=== OBJECTIVE ===
Show, in full, each line of the data that contains "screenshot".

=== RECORDS PROVIDED ===

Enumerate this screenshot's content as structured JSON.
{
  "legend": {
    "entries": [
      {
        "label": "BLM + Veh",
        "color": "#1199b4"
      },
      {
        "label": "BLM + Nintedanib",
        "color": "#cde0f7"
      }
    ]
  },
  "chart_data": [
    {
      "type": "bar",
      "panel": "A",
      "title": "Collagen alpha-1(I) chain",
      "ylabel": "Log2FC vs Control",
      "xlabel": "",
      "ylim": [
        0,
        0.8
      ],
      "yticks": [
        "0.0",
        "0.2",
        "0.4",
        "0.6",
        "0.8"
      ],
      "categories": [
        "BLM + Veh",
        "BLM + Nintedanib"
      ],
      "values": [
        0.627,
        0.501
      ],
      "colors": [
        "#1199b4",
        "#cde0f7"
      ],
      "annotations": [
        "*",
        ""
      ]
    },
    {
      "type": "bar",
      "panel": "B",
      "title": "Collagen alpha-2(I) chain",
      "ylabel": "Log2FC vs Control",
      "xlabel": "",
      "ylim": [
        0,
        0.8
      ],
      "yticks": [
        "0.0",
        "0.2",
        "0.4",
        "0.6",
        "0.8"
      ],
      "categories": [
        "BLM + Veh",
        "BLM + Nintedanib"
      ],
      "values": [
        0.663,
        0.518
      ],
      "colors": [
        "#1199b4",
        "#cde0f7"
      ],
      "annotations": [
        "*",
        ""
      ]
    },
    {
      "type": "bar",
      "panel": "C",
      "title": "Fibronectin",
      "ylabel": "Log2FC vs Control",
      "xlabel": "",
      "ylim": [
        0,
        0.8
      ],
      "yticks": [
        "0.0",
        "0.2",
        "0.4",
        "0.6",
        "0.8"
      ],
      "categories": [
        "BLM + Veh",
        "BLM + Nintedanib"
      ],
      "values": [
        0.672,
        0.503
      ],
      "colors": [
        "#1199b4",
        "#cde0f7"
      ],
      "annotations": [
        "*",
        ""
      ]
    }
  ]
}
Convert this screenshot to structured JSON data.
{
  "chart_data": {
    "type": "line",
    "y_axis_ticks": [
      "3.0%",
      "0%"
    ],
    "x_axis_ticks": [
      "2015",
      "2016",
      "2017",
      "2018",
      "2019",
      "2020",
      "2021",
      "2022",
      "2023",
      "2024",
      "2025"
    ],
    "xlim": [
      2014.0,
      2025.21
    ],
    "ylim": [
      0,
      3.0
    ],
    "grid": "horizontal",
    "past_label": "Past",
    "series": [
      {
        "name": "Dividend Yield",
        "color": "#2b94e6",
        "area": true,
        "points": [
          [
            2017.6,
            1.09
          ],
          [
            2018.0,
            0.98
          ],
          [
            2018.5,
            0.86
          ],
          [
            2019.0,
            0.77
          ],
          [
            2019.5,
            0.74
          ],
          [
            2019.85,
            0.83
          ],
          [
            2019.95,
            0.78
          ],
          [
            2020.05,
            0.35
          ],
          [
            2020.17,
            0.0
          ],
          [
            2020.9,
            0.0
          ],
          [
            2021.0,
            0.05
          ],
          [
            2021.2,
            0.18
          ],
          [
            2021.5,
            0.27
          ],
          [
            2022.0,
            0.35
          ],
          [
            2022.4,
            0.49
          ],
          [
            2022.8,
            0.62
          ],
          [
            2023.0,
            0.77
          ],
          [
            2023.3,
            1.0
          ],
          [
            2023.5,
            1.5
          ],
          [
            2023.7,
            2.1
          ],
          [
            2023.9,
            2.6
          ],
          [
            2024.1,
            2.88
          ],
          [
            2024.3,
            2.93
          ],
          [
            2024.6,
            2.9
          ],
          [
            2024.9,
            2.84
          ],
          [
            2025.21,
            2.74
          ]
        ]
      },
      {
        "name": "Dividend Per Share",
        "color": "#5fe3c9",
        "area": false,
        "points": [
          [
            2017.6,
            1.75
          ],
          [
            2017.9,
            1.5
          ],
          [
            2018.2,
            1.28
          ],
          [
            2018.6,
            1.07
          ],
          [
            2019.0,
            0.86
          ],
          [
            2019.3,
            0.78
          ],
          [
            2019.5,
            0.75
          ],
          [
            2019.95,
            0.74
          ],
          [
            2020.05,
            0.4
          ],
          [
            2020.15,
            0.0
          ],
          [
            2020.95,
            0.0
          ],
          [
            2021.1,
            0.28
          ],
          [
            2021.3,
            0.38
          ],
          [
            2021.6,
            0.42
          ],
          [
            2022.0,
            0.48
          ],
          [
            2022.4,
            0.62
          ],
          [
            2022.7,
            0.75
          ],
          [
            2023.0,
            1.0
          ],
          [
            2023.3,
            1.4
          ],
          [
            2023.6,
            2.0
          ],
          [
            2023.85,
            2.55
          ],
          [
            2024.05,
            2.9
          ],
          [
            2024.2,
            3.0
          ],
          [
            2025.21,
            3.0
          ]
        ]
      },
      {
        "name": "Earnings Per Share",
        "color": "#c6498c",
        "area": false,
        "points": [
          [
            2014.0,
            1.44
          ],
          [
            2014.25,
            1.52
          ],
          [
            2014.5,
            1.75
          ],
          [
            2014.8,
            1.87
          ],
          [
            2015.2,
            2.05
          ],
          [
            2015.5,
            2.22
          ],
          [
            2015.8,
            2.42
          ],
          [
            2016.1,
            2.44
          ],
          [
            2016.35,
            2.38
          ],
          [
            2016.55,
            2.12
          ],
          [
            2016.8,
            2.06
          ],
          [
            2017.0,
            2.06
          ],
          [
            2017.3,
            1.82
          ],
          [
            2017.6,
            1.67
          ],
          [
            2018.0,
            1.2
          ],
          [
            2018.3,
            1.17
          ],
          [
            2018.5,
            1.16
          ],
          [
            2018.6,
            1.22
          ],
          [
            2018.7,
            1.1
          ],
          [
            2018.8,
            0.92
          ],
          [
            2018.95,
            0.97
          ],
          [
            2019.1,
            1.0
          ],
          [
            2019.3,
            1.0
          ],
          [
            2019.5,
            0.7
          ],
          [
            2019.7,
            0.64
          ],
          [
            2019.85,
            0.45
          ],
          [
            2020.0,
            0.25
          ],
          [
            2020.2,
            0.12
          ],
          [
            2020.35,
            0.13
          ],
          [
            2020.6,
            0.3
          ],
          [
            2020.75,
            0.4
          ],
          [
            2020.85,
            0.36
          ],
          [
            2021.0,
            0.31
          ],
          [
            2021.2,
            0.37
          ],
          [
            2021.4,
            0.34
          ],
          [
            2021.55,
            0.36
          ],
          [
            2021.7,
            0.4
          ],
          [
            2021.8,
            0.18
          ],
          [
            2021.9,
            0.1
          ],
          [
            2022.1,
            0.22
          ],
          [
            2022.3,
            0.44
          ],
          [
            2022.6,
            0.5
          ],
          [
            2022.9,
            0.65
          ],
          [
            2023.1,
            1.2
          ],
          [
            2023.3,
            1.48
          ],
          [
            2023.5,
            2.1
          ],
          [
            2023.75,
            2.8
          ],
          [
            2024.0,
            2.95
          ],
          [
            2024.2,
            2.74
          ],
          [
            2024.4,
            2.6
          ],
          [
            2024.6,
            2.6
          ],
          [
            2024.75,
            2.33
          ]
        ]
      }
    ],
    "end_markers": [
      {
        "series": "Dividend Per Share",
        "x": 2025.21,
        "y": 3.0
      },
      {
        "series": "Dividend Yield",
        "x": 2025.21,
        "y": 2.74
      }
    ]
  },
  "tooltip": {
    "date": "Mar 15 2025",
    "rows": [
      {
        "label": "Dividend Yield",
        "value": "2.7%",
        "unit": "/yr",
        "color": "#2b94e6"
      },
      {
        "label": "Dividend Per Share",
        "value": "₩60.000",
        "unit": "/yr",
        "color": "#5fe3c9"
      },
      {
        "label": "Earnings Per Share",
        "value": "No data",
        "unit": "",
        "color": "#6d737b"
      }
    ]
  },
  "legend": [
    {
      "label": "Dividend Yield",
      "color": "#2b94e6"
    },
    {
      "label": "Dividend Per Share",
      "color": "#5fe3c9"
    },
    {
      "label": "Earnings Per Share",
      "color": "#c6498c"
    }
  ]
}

=== ANSWER FOR THIS EXERCISE ===
Enumerate this screenshot's content as structured JSON.
Convert this screenshot to structured JSON data.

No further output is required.